◆ WHAT THIS TASK INVOLVES
Go through the entries below and print each one exactly, leaving out pictures.

◆ EXERCISE MATERIAL
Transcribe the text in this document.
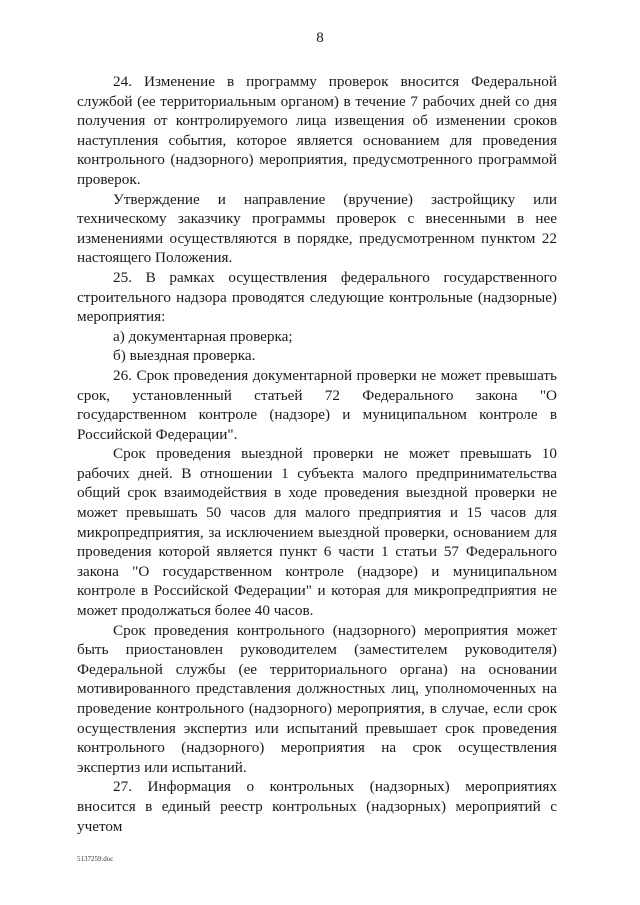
8

24. Изменение в программу проверок вносится Федеральной службой (ее территориальным органом) в течение 7 рабочих дней со дня получения от контролируемого лица извещения об изменении сроков наступления события, которое является основанием для проведения контрольного (надзорного) мероприятия, предусмотренного программой проверок.

Утверждение и направление (вручение) застройщику или техническому заказчику программы проверок с внесенными в нее изменениями осуществляются в порядке, предусмотренном пунктом 22 настоящего Положения.

25. В рамках осуществления федерального государственного строительного надзора проводятся следующие контрольные (надзорные) мероприятия:

а) документарная проверка;

б) выездная проверка.

26. Срок проведения документарной проверки не может превышать срок, установленный статьей 72 Федерального закона "О государственном контроле (надзоре) и муниципальном контроле в Российской Федерации".

Срок проведения выездной проверки не может превышать 10 рабочих дней. В отношении 1 субъекта малого предпринимательства общий срок взаимодействия в ходе проведения выездной проверки не может превышать 50 часов для малого предприятия и 15 часов для микропредприятия, за исключением выездной проверки, основанием для проведения которой является пункт 6 части 1 статьи 57 Федерального закона "О государственном контроле (надзоре) и муниципальном контроле в Российской Федерации" и которая для микропредприятия не может продолжаться более 40 часов.

Срок проведения контрольного (надзорного) мероприятия может быть приостановлен руководителем (заместителем руководителя) Федеральной службы (ее территориального органа) на основании мотивированного представления должностных лиц, уполномоченных на проведение контрольного (надзорного) мероприятия, в случае, если срок осуществления экспертиз или испытаний превышает срок проведения контрольного (надзорного) мероприятия на срок осуществления экспертиз или испытаний.

27. Информация о контрольных (надзорных) мероприятиях вносится в единый реестр контрольных (надзорных) мероприятий с учетом

5137259.doc
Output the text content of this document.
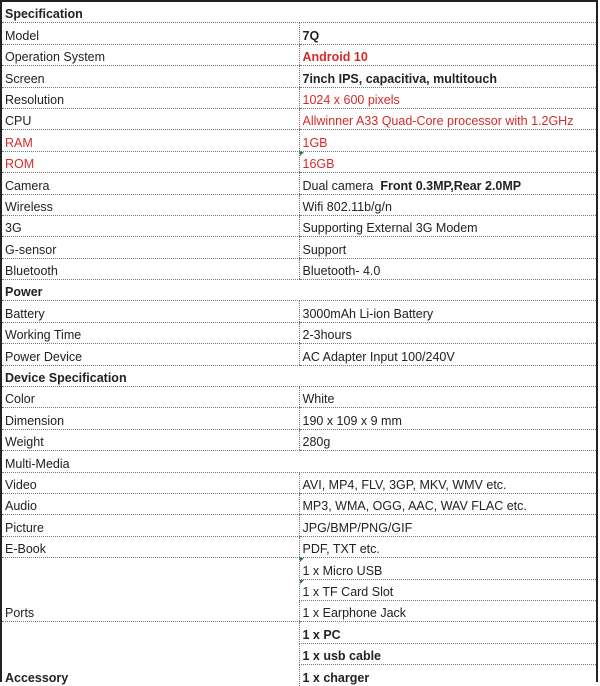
Specification	
Model	7Q
Operation System	Android 10
Screen	7inch IPS, capacitiva, multitouch
Resolution	1024 x 600 pixels
CPU	Allwinner A33 Quad-Core processor with 1.2GHz
RAM	1GB
ROM	16GB
Camera	Dual camera Front 0.3MP,Rear 2.0MP
Wireless	Wifi 802.11b/g/n
3G	Supporting External 3G Modem
G-sensor	Support
Bluetooth	Bluetooth- 4.0
Power	
Battery	3000mAh Li-ion Battery
Working Time	2-3hours
Power Device	AC Adapter Input 100/240V
Device Specification	
Color	White
Dimension	190 x 109 x 9 mm
Weight	280g
Multi-Media	
Video	AVI, MP4, FLV, 3GP, MKV, WMV etc.
Audio	MP3, WMA, OGG, AAC, WAV FLAC etc.
Picture	JPG/BMP/PNG/GIF
E-Book	PDF, TXT etc.
Ports	1 x Micro USB
	1 x TF Card Slot
	1 x Earphone Jack
Accessory	1 x PC
	1 x usb cable
	1 x charger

◆ SOLVED EXERCISE
Transcribe the text in this document.
8

24. Изменение в программу проверок вносится Федеральной службой (ее территориальным органом) в течение 7 рабочих дней со дня получения от контролируемого лица извещения об изменении сроков наступления события, которое является основанием для проведения контрольного (надзорного) мероприятия, предусмотренного программой проверок.

Утверждение и направление (вручение) застройщику или техническому заказчику программы проверок с внесенными в нее изменениями осуществляются в порядке, предусмотренном пунктом 22 настоящего Положения.

25. В рамках осуществления федерального государственного строительного надзора проводятся следующие контрольные (надзорные) мероприятия:

а) документарная проверка;

б) выездная проверка.

26. Срок проведения документарной проверки не может превышать срок, установленный статьей 72 Федерального закона "О государственном контроле (надзоре) и муниципальном контроле в Российской Федерации".

Срок проведения выездной проверки не может превышать 10 рабочих дней. В отношении 1 субъекта малого предпринимательства общий срок взаимодействия в ходе проведения выездной проверки не может превышать 50 часов для малого предприятия и 15 часов для микропредприятия, за исключением выездной проверки, основанием для проведения которой является пункт 6 части 1 статьи 57 Федерального закона "О государственном контроле (надзоре) и муниципальном контроле в Российской Федерации" и которая для микропредприятия не может продолжаться более 40 часов.

Срок проведения контрольного (надзорного) мероприятия может быть приостановлен руководителем (заместителем руководителя) Федеральной службы (ее территориального органа) на основании мотивированного представления должностных лиц, уполномоченных на проведение контрольного (надзорного) мероприятия, в случае, если срок осуществления экспертиз или испытаний превышает срок проведения контрольного (надзорного) мероприятия на срок осуществления экспертиз или испытаний.

27. Информация о контрольных (надзорных) мероприятиях вносится в единый реестр контрольных (надзорных) мероприятий с учетом

5137259.doc
Output the text content of this document.
Specification	
Model	7Q
Operation System	Android 10
Screen	7inch IPS, capacitiva, multitouch
Resolution	1024 x 600 pixels
CPU	Allwinner A33 Quad-Core processor with 1.2GHz
RAM	1GB
ROM	16GB
Camera	Dual camera Front 0.3MP,Rear 2.0MP
Wireless	Wifi 802.11b/g/n
3G	Supporting External 3G Modem
G-sensor	Support
Bluetooth	Bluetooth- 4.0
Power	
Battery	3000mAh Li-ion Battery
Working Time	2-3hours
Power Device	AC Adapter Input 100/240V
Device Specification	
Color	White
Dimension	190 x 109 x 9 mm
Weight	280g
Multi-Media	
Video	AVI, MP4, FLV, 3GP, MKV, WMV etc.
Audio	MP3, WMA, OGG, AAC, WAV FLAC etc.
Picture	JPG/BMP/PNG/GIF
E-Book	PDF, TXT etc.
Ports	1 x Micro USB
	1 x TF Card Slot
	1 x Earphone Jack
Accessory	1 x PC
	1 x usb cable
	1 x charger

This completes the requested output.